--- Job A ---
According to the page text, when two tables have the same number of index columns satisfied, which one becomes the driving table?

--- Page text ---
A table that satisfies one two-column index in the WHERE clause of a query will be chosen
as the driving table in front of a table that satisfies two single-column indexes.



If two tables have the same number of index columns satisfied, the table that is listed last in
the FROM clause will be the driving table. In the SQL below, the EMP table will be the
driving table because it is listed last in the FROM clause.






SELECT ....
FROM DEPT d, EMP e
WHERE e.emp_name

= 'GURRY'

AND d.dept_name

= 'FINANCE'

AND d.dept_no

= e.dept_no

1.2.1.7 What the RBO rules don't tell you #7
If a WHERE clause has a column that is the leading column on any index, the rule-based optimizer
will use that index. The exception is if a function is placed on the leading index column in the
WHERE clause. For example:

SELECT col1, ...
FROM emp
WHERE emp_name

= 'GURRY'

Index1 (emp_name, emp_class, emp_category)
Index2 (emp_class, emp_name, emp_category)


Index1 will be used, because emp_name (used in the WHERE clause) is the leading column. Index2
will not be used, because emp_name is not the leading column.
The following example illustrates what happens when a function is applied to an indexed column:

SELECT col1, ...
FROM emp
WHERE LTRIM(emp_name) = 'GURRY'
In this case, because the LTRIM function has been applied to the column, no index will be used.

1.2.2 Understanding the Cost-Based Optimizer
The cost-based optimizer is a more sophisticated facility than the rule-based optimizer. To determine
the best execution path for a statement, it uses database information such as table size, number of
rows, key spread, and so forth, rather than rigid rules.
The information required by the cost-based optimizer is available once a table has been analyzed via
the ANALYZE command, or via the DBMS_STATS facility. If a table has not been analyzed, the
cost-based optimizer can use only rule-based logic to select the best access path. It is possible to run
a schema with a combination of cost-based and rule-based behavior by having some tables analyzed
and others not analyzed.

The ANALYZE command and the DBMS_STATS functions collect
statistics about tables, clusters, and indexes, and store those statistics in the
data dictionary.

A SQL statement will default to the cost-based optimizer if any one of the tables involved in the
statement has been analyzed. The cost-based optimizer then makes an educated guess as to the best
access path for the other tables based on information in the data dictionary.
The RDBMS kernel defaults to using the cost-based optimizer under a number of situations,
including the following:


OPTIMIZER_MODE = CHOOSE has been specified in the INIT.ORA file, and statistics
exist for at least one table involved in the statement



An ALTER SESSION SET OPTIMIZER_MODE = CHOOSE command has been executed,
and statistics exist for at least one table involved in the statement




An ALTER SESSION SET OPTIMIZER_MODE = FIRST_ROWS (or ALL_ROWS)

--- Job B ---
Pick out each line of the listing that contains the string "selector".

Layout dataset entries:
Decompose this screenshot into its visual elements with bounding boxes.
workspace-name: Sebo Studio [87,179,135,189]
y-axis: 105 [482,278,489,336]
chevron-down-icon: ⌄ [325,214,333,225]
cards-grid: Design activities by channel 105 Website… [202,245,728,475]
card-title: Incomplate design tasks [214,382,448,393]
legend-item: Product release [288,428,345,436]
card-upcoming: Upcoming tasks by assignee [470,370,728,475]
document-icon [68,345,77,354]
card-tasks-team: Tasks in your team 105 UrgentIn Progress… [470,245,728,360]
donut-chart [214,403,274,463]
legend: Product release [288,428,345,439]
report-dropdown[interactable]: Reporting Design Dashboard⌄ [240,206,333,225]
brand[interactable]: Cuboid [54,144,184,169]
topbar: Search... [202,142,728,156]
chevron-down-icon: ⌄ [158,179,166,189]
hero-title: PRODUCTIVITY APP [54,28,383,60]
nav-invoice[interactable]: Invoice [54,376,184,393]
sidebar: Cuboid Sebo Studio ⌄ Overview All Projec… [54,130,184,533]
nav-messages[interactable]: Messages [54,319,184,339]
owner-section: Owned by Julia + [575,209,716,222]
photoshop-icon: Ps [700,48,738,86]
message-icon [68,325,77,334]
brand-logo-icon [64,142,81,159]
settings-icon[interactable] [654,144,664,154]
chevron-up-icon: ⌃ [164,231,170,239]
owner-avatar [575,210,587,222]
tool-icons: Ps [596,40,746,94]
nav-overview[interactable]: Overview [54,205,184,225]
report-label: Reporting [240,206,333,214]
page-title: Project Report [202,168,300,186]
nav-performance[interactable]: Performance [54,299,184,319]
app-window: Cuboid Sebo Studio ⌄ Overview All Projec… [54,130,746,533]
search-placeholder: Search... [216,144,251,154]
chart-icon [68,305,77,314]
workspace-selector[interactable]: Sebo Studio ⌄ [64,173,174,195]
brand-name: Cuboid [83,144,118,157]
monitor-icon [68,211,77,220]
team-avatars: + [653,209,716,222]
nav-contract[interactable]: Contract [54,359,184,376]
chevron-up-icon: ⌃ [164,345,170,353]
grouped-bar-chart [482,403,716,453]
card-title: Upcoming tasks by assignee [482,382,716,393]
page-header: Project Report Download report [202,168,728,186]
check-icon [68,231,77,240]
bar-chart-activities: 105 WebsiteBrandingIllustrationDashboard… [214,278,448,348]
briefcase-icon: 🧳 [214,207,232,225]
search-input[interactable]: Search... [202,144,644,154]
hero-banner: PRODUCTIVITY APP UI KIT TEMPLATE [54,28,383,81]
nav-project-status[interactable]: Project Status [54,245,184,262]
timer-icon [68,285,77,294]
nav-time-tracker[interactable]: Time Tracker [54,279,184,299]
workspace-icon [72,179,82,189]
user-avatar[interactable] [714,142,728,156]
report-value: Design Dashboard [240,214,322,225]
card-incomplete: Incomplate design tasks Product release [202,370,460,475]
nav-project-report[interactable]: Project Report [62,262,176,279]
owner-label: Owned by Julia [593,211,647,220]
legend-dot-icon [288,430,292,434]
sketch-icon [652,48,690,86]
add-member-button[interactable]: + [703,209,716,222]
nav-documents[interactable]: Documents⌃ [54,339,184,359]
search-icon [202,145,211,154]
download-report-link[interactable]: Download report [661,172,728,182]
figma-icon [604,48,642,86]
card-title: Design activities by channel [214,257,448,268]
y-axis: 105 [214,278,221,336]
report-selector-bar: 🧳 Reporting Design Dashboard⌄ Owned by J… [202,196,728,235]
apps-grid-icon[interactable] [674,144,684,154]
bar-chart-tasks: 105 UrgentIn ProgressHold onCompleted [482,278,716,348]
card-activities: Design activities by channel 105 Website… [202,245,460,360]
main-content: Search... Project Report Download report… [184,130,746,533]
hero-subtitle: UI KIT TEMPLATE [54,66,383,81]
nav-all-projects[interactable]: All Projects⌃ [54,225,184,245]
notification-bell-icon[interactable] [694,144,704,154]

--- Exercise output A ---
The table listed last in the FROM clause.

--- Exercise output B ---
workspace-selector[interactable]: Sebo Studio ⌄ [64,173,174,195]
report-selector-bar: 🧳 Reporting Design Dashboard⌄ Owned by J… [202,196,728,235]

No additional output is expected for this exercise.